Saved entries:
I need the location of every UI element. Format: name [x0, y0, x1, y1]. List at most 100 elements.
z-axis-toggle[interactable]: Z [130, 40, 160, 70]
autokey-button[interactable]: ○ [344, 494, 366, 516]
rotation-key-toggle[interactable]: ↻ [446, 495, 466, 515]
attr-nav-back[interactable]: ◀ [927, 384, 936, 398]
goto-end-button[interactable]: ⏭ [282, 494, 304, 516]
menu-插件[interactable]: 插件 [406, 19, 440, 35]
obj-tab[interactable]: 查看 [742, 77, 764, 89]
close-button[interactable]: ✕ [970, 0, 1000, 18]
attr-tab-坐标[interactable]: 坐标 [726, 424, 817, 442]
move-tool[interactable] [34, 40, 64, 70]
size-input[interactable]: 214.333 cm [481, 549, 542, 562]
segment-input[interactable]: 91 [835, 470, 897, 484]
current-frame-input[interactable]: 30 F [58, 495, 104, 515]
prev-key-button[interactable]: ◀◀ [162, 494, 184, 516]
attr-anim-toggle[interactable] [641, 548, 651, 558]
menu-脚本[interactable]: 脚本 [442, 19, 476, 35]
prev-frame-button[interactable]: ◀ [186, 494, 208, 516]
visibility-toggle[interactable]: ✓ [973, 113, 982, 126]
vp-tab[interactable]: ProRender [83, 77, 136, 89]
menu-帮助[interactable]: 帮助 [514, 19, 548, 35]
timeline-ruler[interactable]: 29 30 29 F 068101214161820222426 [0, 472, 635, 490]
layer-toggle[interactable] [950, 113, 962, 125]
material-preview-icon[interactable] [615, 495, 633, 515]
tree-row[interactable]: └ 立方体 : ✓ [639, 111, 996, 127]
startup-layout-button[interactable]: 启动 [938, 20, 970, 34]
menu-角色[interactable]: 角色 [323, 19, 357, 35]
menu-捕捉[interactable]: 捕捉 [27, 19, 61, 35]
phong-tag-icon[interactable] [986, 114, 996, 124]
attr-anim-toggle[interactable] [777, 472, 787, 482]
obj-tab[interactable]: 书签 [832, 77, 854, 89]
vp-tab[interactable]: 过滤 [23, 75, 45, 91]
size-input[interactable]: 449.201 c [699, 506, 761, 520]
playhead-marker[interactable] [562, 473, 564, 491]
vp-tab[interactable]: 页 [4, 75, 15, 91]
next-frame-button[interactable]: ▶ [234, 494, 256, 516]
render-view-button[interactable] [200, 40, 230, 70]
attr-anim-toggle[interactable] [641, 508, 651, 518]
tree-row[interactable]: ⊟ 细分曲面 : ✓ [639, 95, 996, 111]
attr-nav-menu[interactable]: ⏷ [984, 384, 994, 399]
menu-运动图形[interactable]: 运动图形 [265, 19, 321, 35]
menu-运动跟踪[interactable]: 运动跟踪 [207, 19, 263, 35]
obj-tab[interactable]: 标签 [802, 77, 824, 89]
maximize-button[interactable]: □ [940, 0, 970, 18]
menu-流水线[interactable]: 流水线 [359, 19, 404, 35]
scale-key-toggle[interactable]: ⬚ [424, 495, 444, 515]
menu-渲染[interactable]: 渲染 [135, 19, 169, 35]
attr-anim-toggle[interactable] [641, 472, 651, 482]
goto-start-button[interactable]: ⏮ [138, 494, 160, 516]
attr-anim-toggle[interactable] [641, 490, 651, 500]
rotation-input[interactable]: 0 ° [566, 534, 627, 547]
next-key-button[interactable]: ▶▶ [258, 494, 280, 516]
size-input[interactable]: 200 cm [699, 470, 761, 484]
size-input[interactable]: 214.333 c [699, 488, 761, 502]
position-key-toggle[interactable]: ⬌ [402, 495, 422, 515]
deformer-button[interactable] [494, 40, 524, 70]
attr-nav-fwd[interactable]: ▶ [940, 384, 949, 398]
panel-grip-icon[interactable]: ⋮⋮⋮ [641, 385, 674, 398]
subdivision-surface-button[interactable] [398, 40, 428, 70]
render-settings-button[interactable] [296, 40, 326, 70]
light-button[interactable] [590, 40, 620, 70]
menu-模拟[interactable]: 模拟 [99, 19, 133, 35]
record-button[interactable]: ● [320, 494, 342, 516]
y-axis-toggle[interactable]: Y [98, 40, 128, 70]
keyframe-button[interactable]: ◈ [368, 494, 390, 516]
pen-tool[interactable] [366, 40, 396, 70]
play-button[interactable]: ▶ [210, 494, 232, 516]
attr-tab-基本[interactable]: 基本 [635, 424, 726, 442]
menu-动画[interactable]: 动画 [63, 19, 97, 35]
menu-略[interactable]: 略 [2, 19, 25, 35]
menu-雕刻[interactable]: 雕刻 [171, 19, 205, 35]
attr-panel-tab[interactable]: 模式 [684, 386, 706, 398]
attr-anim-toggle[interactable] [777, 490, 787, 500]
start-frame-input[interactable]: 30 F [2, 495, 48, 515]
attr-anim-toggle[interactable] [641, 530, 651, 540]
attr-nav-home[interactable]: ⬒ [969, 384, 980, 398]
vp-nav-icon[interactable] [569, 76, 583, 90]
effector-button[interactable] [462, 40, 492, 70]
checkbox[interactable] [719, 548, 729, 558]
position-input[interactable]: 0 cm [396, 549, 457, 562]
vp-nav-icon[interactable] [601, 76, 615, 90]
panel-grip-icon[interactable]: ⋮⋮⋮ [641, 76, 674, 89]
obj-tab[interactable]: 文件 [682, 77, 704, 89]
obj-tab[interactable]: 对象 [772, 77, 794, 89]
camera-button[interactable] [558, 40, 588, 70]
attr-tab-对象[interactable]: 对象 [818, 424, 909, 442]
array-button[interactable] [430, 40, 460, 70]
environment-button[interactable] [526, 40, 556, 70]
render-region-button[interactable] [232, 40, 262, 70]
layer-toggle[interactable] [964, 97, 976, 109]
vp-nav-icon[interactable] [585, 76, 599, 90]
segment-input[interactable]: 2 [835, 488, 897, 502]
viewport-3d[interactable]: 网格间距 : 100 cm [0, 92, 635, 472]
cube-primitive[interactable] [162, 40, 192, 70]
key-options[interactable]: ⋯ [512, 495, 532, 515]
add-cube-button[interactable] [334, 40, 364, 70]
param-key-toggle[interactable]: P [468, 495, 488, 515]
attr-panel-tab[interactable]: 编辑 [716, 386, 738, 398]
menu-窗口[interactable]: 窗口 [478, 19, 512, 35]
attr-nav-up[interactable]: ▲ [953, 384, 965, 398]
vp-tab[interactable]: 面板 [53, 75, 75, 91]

# [Aim of the exercise]
Please return every one of the saved lines above, unchanged and in the same order.

# [Expected answer]
I need the location of every UI element. Format: name [x0, y0, x1, y1]. List at most 100 elements.
z-axis-toggle[interactable]: Z [130, 40, 160, 70]
autokey-button[interactable]: ○ [344, 494, 366, 516]
rotation-key-toggle[interactable]: ↻ [446, 495, 466, 515]
attr-nav-back[interactable]: ◀ [927, 384, 936, 398]
goto-end-button[interactable]: ⏭ [282, 494, 304, 516]
menu-插件[interactable]: 插件 [406, 19, 440, 35]
obj-tab[interactable]: 查看 [742, 77, 764, 89]
close-button[interactable]: ✕ [970, 0, 1000, 18]
attr-tab-坐标[interactable]: 坐标 [726, 424, 817, 442]
move-tool[interactable] [34, 40, 64, 70]
size-input[interactable]: 214.333 cm [481, 549, 542, 562]
segment-input[interactable]: 91 [835, 470, 897, 484]
current-frame-input[interactable]: 30 F [58, 495, 104, 515]
prev-key-button[interactable]: ◀◀ [162, 494, 184, 516]
attr-anim-toggle[interactable] [641, 548, 651, 558]
menu-脚本[interactable]: 脚本 [442, 19, 476, 35]
prev-frame-button[interactable]: ◀ [186, 494, 208, 516]
visibility-toggle[interactable]: ✓ [973, 113, 982, 126]
vp-tab[interactable]: ProRender [83, 77, 136, 89]
menu-帮助[interactable]: 帮助 [514, 19, 548, 35]
timeline-ruler[interactable]: 29 30 29 F 068101214161820222426 [0, 472, 635, 490]
layer-toggle[interactable] [950, 113, 962, 125]
material-preview-icon[interactable] [615, 495, 633, 515]
tree-row[interactable]: └ 立方体 : ✓ [639, 111, 996, 127]
startup-layout-button[interactable]: 启动 [938, 20, 970, 34]
menu-角色[interactable]: 角色 [323, 19, 357, 35]
menu-捕捉[interactable]: 捕捉 [27, 19, 61, 35]
phong-tag-icon[interactable] [986, 114, 996, 124]
attr-anim-toggle[interactable] [777, 472, 787, 482]
obj-tab[interactable]: 书签 [832, 77, 854, 89]
vp-tab[interactable]: 过滤 [23, 75, 45, 91]
size-input[interactable]: 449.201 c [699, 506, 761, 520]
playhead-marker[interactable] [562, 473, 564, 491]
vp-tab[interactable]: 页 [4, 75, 15, 91]
next-frame-button[interactable]: ▶ [234, 494, 256, 516]
render-view-button[interactable] [200, 40, 230, 70]
attr-anim-toggle[interactable] [641, 508, 651, 518]
tree-row[interactable]: ⊟ 细分曲面 : ✓ [639, 95, 996, 111]
attr-nav-menu[interactable]: ⏷ [984, 384, 994, 399]
menu-运动图形[interactable]: 运动图形 [265, 19, 321, 35]
menu-运动跟踪[interactable]: 运动跟踪 [207, 19, 263, 35]
obj-tab[interactable]: 标签 [802, 77, 824, 89]
maximize-button[interactable]: □ [940, 0, 970, 18]
menu-流水线[interactable]: 流水线 [359, 19, 404, 35]
scale-key-toggle[interactable]: ⬚ [424, 495, 444, 515]
menu-渲染[interactable]: 渲染 [135, 19, 169, 35]
attr-anim-toggle[interactable] [641, 472, 651, 482]
goto-start-button[interactable]: ⏮ [138, 494, 160, 516]
attr-anim-toggle[interactable] [641, 490, 651, 500]
rotation-input[interactable]: 0 ° [566, 534, 627, 547]
next-key-button[interactable]: ▶▶ [258, 494, 280, 516]
size-input[interactable]: 200 cm [699, 470, 761, 484]
size-input[interactable]: 214.333 c [699, 488, 761, 502]
position-key-toggle[interactable]: ⬌ [402, 495, 422, 515]
deformer-button[interactable] [494, 40, 524, 70]
attr-nav-fwd[interactable]: ▶ [940, 384, 949, 398]
panel-grip-icon[interactable]: ⋮⋮⋮ [641, 385, 674, 398]
subdivision-surface-button[interactable] [398, 40, 428, 70]
render-settings-button[interactable] [296, 40, 326, 70]
light-button[interactable] [590, 40, 620, 70]
menu-模拟[interactable]: 模拟 [99, 19, 133, 35]
record-button[interactable]: ● [320, 494, 342, 516]
y-axis-toggle[interactable]: Y [98, 40, 128, 70]
keyframe-button[interactable]: ◈ [368, 494, 390, 516]
pen-tool[interactable] [366, 40, 396, 70]
play-button[interactable]: ▶ [210, 494, 232, 516]
attr-tab-基本[interactable]: 基本 [635, 424, 726, 442]
menu-动画[interactable]: 动画 [63, 19, 97, 35]
menu-略[interactable]: 略 [2, 19, 25, 35]
menu-雕刻[interactable]: 雕刻 [171, 19, 205, 35]
attr-panel-tab[interactable]: 模式 [684, 386, 706, 398]
attr-anim-toggle[interactable] [777, 490, 787, 500]
start-frame-input[interactable]: 30 F [2, 495, 48, 515]
attr-anim-toggle[interactable] [641, 530, 651, 540]
attr-nav-home[interactable]: ⬒ [969, 384, 980, 398]
vp-nav-icon[interactable] [569, 76, 583, 90]
effector-button[interactable] [462, 40, 492, 70]
checkbox[interactable] [719, 548, 729, 558]
position-input[interactable]: 0 cm [396, 549, 457, 562]
vp-nav-icon[interactable] [601, 76, 615, 90]
panel-grip-icon[interactable]: ⋮⋮⋮ [641, 76, 674, 89]
obj-tab[interactable]: 文件 [682, 77, 704, 89]
obj-tab[interactable]: 对象 [772, 77, 794, 89]
camera-button[interactable] [558, 40, 588, 70]
attr-tab-对象[interactable]: 对象 [818, 424, 909, 442]
array-button[interactable] [430, 40, 460, 70]
environment-button[interactable] [526, 40, 556, 70]
render-region-button[interactable] [232, 40, 262, 70]
layer-toggle[interactable] [964, 97, 976, 109]
vp-nav-icon[interactable] [585, 76, 599, 90]
segment-input[interactable]: 2 [835, 488, 897, 502]
viewport-3d[interactable]: 网格间距 : 100 cm [0, 92, 635, 472]
cube-primitive[interactable] [162, 40, 192, 70]
key-options[interactable]: ⋯ [512, 495, 532, 515]
add-cube-button[interactable] [334, 40, 364, 70]
param-key-toggle[interactable]: P [468, 495, 488, 515]
attr-panel-tab[interactable]: 编辑 [716, 386, 738, 398]
menu-窗口[interactable]: 窗口 [478, 19, 512, 35]
attr-nav-up[interactable]: ▲ [953, 384, 965, 398]
vp-tab[interactable]: 面板 [53, 75, 75, 91]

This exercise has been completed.